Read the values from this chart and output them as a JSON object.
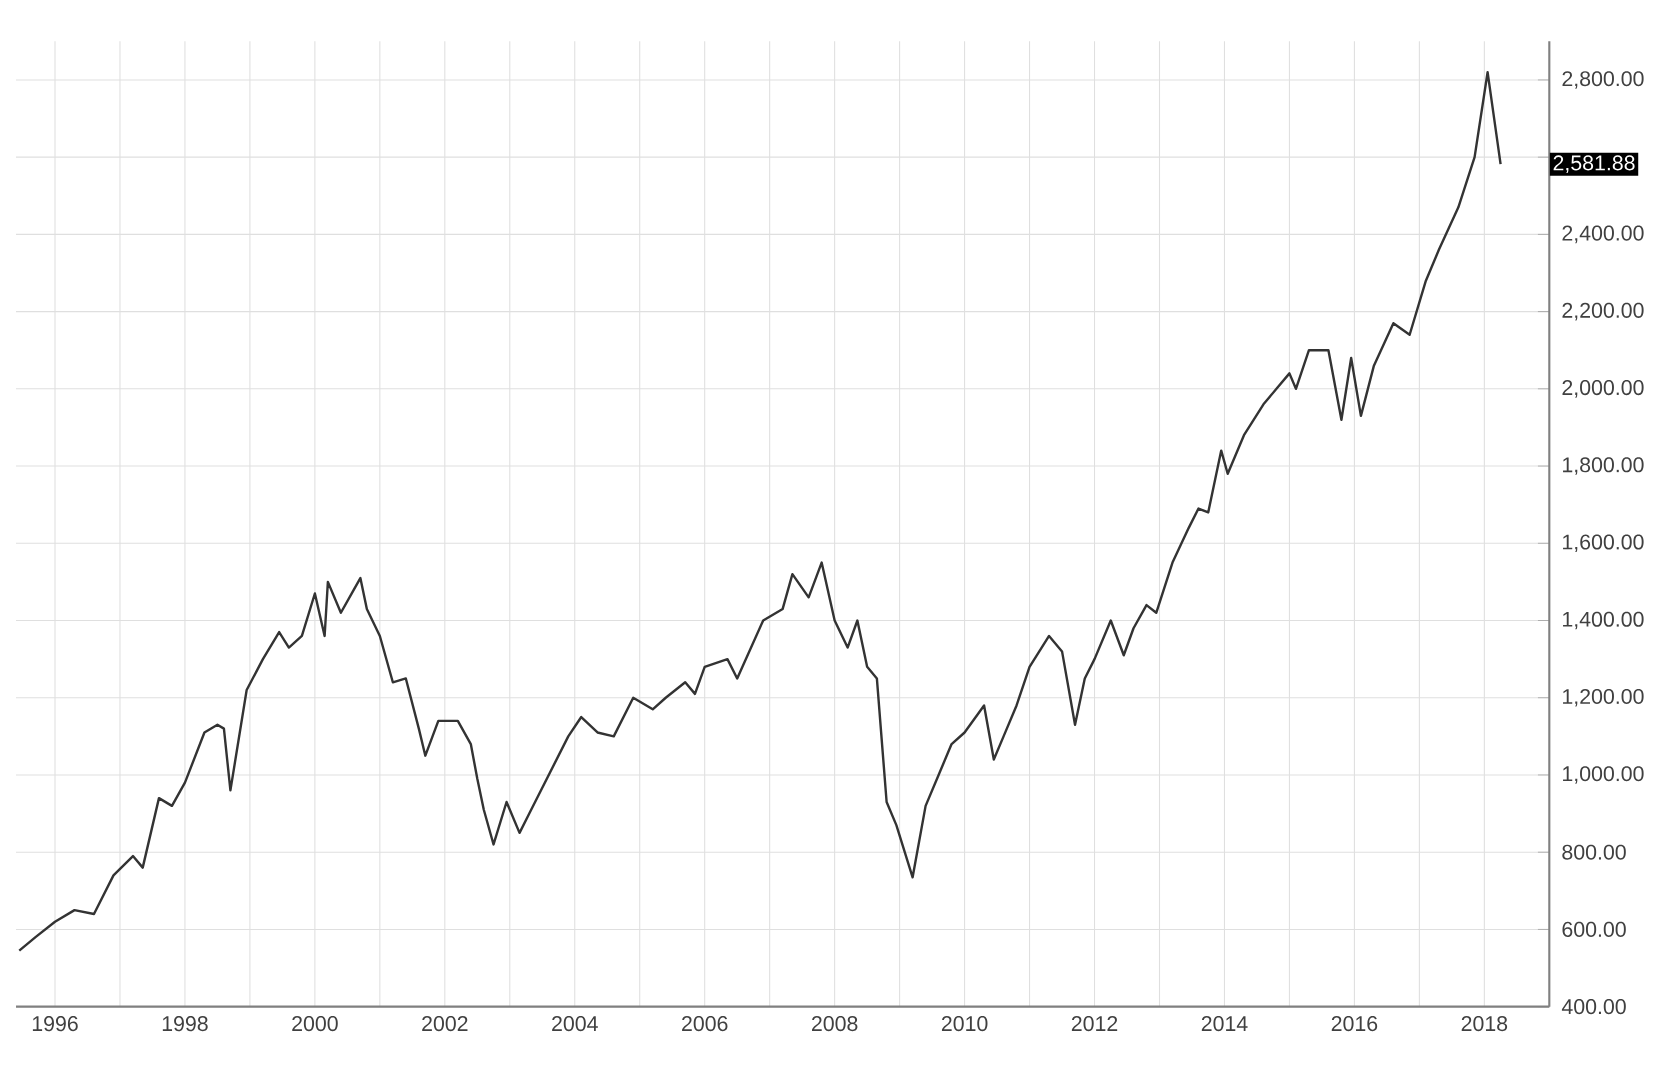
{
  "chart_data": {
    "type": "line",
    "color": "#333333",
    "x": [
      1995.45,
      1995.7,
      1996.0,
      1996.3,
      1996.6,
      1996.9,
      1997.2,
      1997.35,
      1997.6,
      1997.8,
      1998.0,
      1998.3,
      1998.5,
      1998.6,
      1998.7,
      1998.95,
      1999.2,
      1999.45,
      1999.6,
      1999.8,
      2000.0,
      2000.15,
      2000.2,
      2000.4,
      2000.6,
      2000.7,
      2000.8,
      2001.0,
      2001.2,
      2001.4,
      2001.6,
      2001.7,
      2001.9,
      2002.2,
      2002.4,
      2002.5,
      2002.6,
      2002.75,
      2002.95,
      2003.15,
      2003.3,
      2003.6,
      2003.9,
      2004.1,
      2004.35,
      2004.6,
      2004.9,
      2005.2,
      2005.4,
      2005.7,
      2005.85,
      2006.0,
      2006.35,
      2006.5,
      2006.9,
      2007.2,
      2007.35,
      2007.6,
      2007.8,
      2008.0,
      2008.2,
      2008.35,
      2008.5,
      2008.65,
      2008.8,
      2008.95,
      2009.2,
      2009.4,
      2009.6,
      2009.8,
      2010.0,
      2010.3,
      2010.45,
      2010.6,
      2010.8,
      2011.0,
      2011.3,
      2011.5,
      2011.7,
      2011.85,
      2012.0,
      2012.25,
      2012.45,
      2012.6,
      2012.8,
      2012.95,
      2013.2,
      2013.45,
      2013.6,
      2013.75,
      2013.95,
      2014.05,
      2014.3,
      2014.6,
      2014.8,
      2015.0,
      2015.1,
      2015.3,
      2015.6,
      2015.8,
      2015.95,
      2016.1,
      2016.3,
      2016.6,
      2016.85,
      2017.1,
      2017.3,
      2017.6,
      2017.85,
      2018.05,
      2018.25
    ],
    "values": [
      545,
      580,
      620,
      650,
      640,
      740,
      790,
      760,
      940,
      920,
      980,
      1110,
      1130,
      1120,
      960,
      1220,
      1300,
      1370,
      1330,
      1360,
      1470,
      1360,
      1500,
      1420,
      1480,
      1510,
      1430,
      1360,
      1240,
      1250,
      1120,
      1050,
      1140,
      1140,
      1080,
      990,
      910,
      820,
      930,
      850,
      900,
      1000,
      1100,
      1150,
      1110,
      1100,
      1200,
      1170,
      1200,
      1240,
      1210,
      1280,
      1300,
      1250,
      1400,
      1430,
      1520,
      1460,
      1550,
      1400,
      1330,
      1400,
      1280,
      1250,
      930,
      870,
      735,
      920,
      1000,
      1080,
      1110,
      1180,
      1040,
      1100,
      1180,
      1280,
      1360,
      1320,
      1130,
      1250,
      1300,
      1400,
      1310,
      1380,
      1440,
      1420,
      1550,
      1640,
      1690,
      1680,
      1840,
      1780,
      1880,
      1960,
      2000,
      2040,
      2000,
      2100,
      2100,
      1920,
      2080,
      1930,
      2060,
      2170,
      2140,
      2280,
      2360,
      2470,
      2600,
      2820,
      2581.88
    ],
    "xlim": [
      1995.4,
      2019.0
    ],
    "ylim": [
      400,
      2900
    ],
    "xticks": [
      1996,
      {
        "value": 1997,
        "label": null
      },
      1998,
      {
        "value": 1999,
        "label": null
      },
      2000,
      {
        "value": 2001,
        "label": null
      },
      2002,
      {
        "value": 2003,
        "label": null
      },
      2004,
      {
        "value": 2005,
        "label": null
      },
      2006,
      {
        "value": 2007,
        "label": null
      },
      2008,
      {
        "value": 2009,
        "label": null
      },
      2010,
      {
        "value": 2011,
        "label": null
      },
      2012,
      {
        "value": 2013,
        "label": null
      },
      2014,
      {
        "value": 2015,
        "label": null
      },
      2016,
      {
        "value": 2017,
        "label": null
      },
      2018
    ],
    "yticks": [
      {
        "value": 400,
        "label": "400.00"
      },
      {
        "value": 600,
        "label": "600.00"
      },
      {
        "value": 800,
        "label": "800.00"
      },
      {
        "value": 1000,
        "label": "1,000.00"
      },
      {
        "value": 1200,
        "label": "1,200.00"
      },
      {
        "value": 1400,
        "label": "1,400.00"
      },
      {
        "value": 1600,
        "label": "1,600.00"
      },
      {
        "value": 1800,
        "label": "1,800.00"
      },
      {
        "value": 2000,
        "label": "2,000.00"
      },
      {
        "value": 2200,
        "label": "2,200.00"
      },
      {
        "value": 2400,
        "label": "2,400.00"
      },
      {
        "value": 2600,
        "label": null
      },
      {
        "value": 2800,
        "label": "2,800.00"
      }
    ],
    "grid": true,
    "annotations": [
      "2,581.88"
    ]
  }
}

------------------------

* **EXERCISE DETAILS**
Take every line from the data that contains the word "values".

* **THE SOLUTION**
Read the values from this chart and output them as a JSON object.
    "values": [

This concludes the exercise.